### THE EXERCISE
Render every entry exactly as it appears.

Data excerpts
************
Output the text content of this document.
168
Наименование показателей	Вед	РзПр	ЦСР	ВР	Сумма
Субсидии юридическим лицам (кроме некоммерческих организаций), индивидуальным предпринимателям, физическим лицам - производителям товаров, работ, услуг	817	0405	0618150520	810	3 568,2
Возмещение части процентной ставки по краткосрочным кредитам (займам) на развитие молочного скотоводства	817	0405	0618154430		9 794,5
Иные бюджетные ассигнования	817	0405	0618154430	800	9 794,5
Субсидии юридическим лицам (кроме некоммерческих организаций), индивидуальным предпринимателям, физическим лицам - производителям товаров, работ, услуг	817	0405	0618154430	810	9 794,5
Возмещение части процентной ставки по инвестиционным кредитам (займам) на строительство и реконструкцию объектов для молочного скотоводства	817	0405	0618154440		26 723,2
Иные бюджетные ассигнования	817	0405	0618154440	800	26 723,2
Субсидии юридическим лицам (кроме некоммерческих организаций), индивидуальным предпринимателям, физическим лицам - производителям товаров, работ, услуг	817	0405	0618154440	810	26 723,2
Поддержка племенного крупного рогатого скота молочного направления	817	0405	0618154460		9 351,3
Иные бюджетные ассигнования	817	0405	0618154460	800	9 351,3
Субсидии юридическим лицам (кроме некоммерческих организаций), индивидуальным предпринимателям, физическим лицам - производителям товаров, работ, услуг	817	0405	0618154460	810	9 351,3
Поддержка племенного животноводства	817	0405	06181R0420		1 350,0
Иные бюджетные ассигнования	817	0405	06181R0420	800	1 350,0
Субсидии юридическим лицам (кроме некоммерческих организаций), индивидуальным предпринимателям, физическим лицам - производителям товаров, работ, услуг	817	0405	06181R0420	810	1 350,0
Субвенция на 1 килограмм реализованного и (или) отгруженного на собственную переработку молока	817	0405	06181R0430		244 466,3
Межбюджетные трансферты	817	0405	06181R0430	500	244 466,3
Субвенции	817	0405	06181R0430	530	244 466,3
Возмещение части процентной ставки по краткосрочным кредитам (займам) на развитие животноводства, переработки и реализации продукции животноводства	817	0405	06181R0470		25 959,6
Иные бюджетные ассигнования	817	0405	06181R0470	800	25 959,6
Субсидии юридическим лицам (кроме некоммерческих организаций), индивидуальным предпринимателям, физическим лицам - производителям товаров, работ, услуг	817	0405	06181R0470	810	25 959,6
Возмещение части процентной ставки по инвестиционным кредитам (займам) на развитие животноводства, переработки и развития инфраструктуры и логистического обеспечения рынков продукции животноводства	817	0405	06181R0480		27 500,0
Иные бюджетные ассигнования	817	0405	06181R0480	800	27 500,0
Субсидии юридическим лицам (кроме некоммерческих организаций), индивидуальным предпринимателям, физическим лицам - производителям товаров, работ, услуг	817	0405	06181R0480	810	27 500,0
************
### EXERCISE OUTPUT
Output the text content of this document.
168
Наименование показателей	Вед	РзПр	ЦСР	ВР	Сумма
Субсидии юридическим лицам (кроме некоммерческих организаций), индивидуальным предпринимателям, физическим лицам - производителям товаров, работ, услуг	817	0405	0618150520	810	3 568,2
Возмещение части процентной ставки по краткосрочным кредитам (займам) на развитие молочного скотоводства	817	0405	0618154430		9 794,5
Иные бюджетные ассигнования	817	0405	0618154430	800	9 794,5
Субсидии юридическим лицам (кроме некоммерческих организаций), индивидуальным предпринимателям, физическим лицам - производителям товаров, работ, услуг	817	0405	0618154430	810	9 794,5
Возмещение части процентной ставки по инвестиционным кредитам (займам) на строительство и реконструкцию объектов для молочного скотоводства	817	0405	0618154440		26 723,2
Иные бюджетные ассигнования	817	0405	0618154440	800	26 723,2
Субсидии юридическим лицам (кроме некоммерческих организаций), индивидуальным предпринимателям, физическим лицам - производителям товаров, работ, услуг	817	0405	0618154440	810	26 723,2
Поддержка племенного крупного рогатого скота молочного направления	817	0405	0618154460		9 351,3
Иные бюджетные ассигнования	817	0405	0618154460	800	9 351,3
Субсидии юридическим лицам (кроме некоммерческих организаций), индивидуальным предпринимателям, физическим лицам - производителям товаров, работ, услуг	817	0405	0618154460	810	9 351,3
Поддержка племенного животноводства	817	0405	06181R0420		1 350,0
Иные бюджетные ассигнования	817	0405	06181R0420	800	1 350,0
Субсидии юридическим лицам (кроме некоммерческих организаций), индивидуальным предпринимателям, физическим лицам - производителям товаров, работ, услуг	817	0405	06181R0420	810	1 350,0
Субвенция на 1 килограмм реализованного и (или) отгруженного на собственную переработку молока	817	0405	06181R0430		244 466,3
Межбюджетные трансферты	817	0405	06181R0430	500	244 466,3
Субвенции	817	0405	06181R0430	530	244 466,3
Возмещение части процентной ставки по краткосрочным кредитам (займам) на развитие животноводства, переработки и реализации продукции животноводства	817	0405	06181R0470		25 959,6
Иные бюджетные ассигнования	817	0405	06181R0470	800	25 959,6
Субсидии юридическим лицам (кроме некоммерческих организаций), индивидуальным предпринимателям, физическим лицам - производителям товаров, работ, услуг	817	0405	06181R0470	810	25 959,6
Возмещение части процентной ставки по инвестиционным кредитам (займам) на развитие животноводства, переработки и развития инфраструктуры и логистического обеспечения рынков продукции животноводства	817	0405	06181R0480		27 500,0
Иные бюджетные ассигнования	817	0405	06181R0480	800	27 500,0
Субсидии юридическим лицам (кроме некоммерческих организаций), индивидуальным предпринимателям, физическим лицам - производителям товаров, работ, услуг	817	0405	06181R0480	810	27 500,0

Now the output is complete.